• **Instructions to follow**
Could you write out the records below exactly as they appear, leaving out any pictures?

--- begin Input material ---

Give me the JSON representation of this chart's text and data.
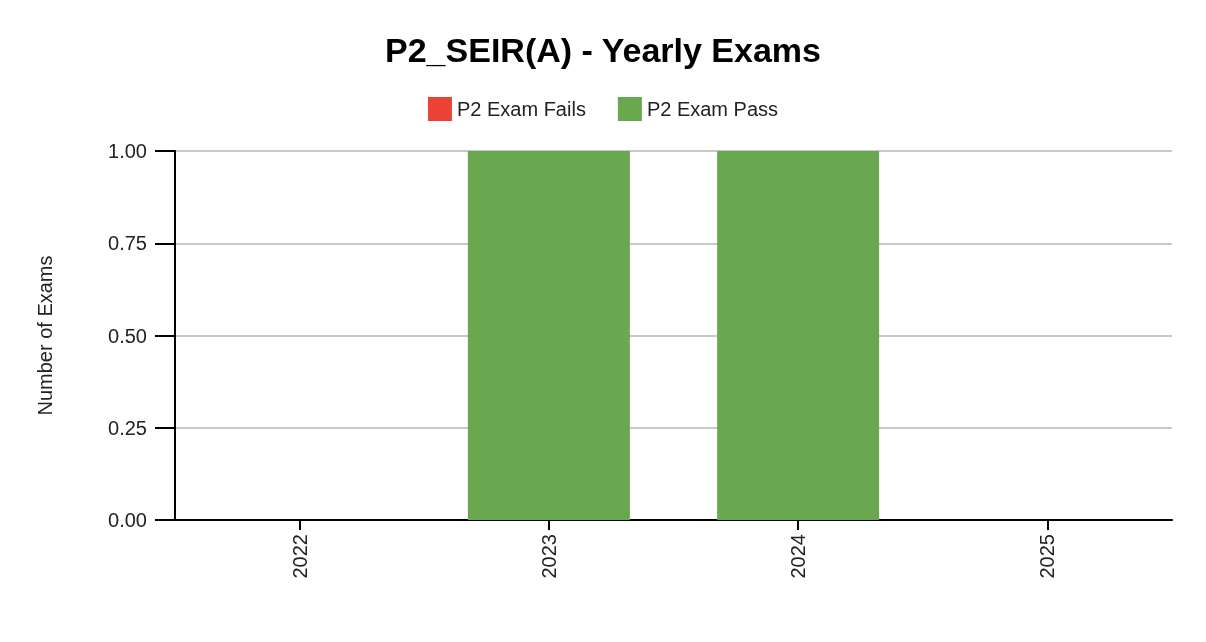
{
  "chart_data": {
    "type": "bar",
    "title": "P2_SEIR(A) - Yearly Exams",
    "ylabel": "Number of Exams",
    "categories": [
      "2022",
      "2023",
      "2024",
      "2025"
    ],
    "series": [
      {
        "name": "P2 Exam Fails",
        "color": "#ea4335",
        "values": [
          0,
          0,
          0,
          0
        ]
      },
      {
        "name": "P2 Exam Pass",
        "color": "#6aa84f",
        "values": [
          0,
          1,
          1,
          0
        ]
      }
    ],
    "stacked": true,
    "ylim": [
      0,
      1
    ],
    "yticks": [
      {
        "value": 0,
        "label": "0.00"
      },
      {
        "value": 0.25,
        "label": "0.25"
      },
      {
        "value": 0.5,
        "label": "0.50"
      },
      {
        "value": 0.75,
        "label": "0.75"
      },
      {
        "value": 1,
        "label": "1.00"
      }
    ],
    "grid": "y",
    "legend": "top"
  }
}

--- end Input material ---

• **Solution to this problem**
Give me the JSON representation of this chart's text and data.
{
  "chart_data": {
    "type": "bar",
    "title": "P2_SEIR(A) - Yearly Exams",
    "ylabel": "Number of Exams",
    "categories": [
      "2022",
      "2023",
      "2024",
      "2025"
    ],
    "series": [
      {
        "name": "P2 Exam Fails",
        "color": "#ea4335",
        "values": [
          0,
          0,
          0,
          0
        ]
      },
      {
        "name": "P2 Exam Pass",
        "color": "#6aa84f",
        "values": [
          0,
          1,
          1,
          0
        ]
      }
    ],
    "stacked": true,
    "ylim": [
      0,
      1
    ],
    "yticks": [
      {
        "value": 0,
        "label": "0.00"
      },
      {
        "value": 0.25,
        "label": "0.25"
      },
      {
        "value": 0.5,
        "label": "0.50"
      },
      {
        "value": 0.75,
        "label": "0.75"
      },
      {
        "value": 1,
        "label": "1.00"
      }
    ],
    "grid": "y",
    "legend": "top"
  }
}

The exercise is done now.